Records to process ::

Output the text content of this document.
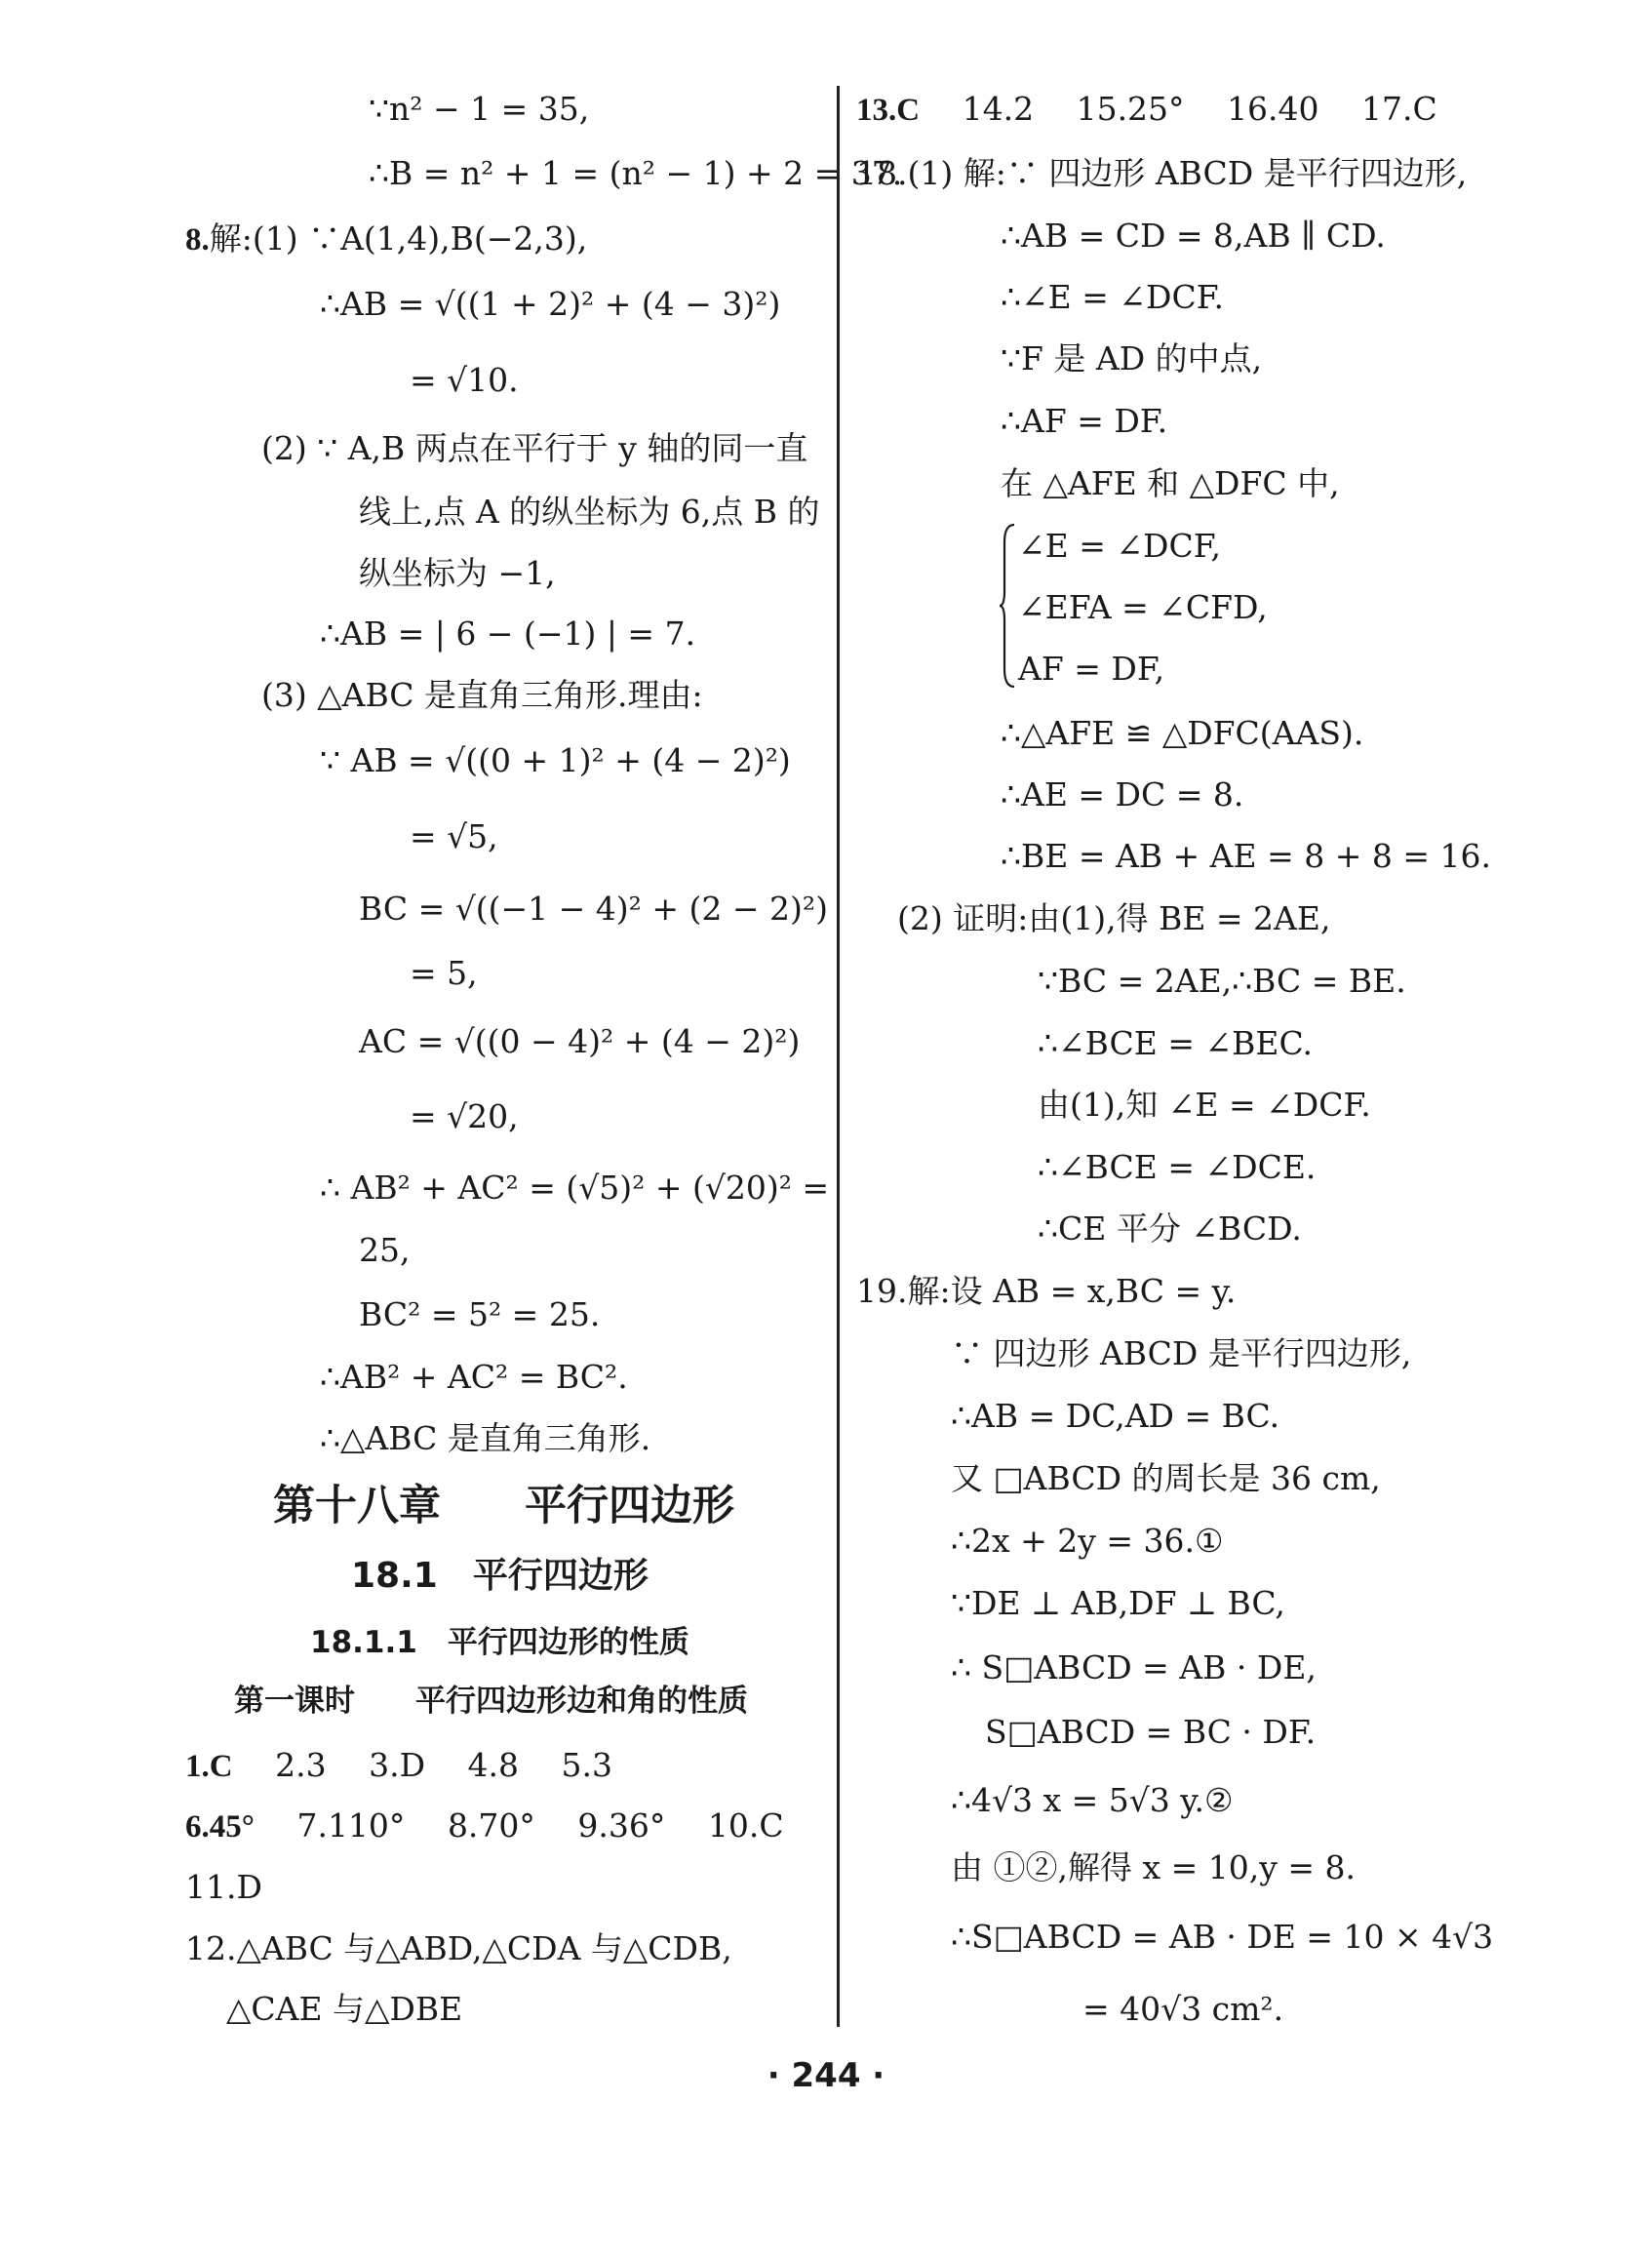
∵n² − 1 = 35,
∴B = n² + 1 = (n² − 1) + 2 = 37.
8.解:(1) ∵A(1,4),B(−2,3),
∴AB = √((1 + 2)² + (4 − 3)²)
= √10.
(2) ∵ A,B 两点在平行于 y 轴的同一直
线上,点 A 的纵坐标为 6,点 B 的
纵坐标为 −1,
∴AB = | 6 − (−1) | = 7.
(3) △ABC 是直角三角形.理由:
∵ AB = √((0 + 1)² + (4 − 2)²)
= √5,
BC = √((−1 − 4)² + (2 − 2)²)
= 5,
AC = √((0 − 4)² + (4 − 2)²)
= √20,
∴ AB² + AC² = (√5)² + (√20)² =
25,
BC² = 5² = 25.
∴AB² + AC² = BC².
∴△ABC 是直角三角形.
第十八章　　平行四边形
18.1　平行四边形
18.1.1　平行四边形的性质
第一课时　　平行四边形边和角的性质
1.C  2.3  3.D  4.8  5.3
6.45°  7.110°  8.70°  9.36°  10.C
11.D
12.△ABC 与△ABD,△CDA 与△CDB,
△CAE 与△DBE
13.C  14.2  15.25°  16.40  17.C
18.(1) 解:∵ 四边形 ABCD 是平行四边形,
∴AB = CD = 8,AB ∥ CD.
∴∠E = ∠DCF.
∵F 是 AD 的中点,
∴AF = DF.
在 △AFE 和 △DFC 中,
∠E = ∠DCF,
∠EFA = ∠CFD,
AF = DF,
∴△AFE ≌ △DFC(AAS).
∴AE = DC = 8.
∴BE = AB + AE = 8 + 8 = 16.
(2) 证明:由(1),得 BE = 2AE,
∵BC = 2AE,∴BC = BE.
∴∠BCE = ∠BEC.
由(1),知 ∠E = ∠DCF.
∴∠BCE = ∠DCE.
∴CE 平分 ∠BCD.
19.解:设 AB = x,BC = y.
∵ 四边形 ABCD 是平行四边形,
∴AB = DC,AD = BC.
又 □ABCD 的周长是 36 cm,
∴2x + 2y = 36.①
∵DE ⊥ AB,DF ⊥ BC,
∴ S□ABCD = AB · DE,
S□ABCD = BC · DF.
∴4√3 x = 5√3 y.②
由 ①②,解得 x = 10,y = 8.
∴S□ABCD = AB · DE = 10 × 4√3
= 40√3 cm².
· 244 ·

Exercise details :: Review the material and copy each line in which the word "是平行四边形" appears.

Task answer ::
18.(1) 解:∵ 四边形 ABCD 是平行四边形,
∵ 四边形 ABCD 是平行四边形,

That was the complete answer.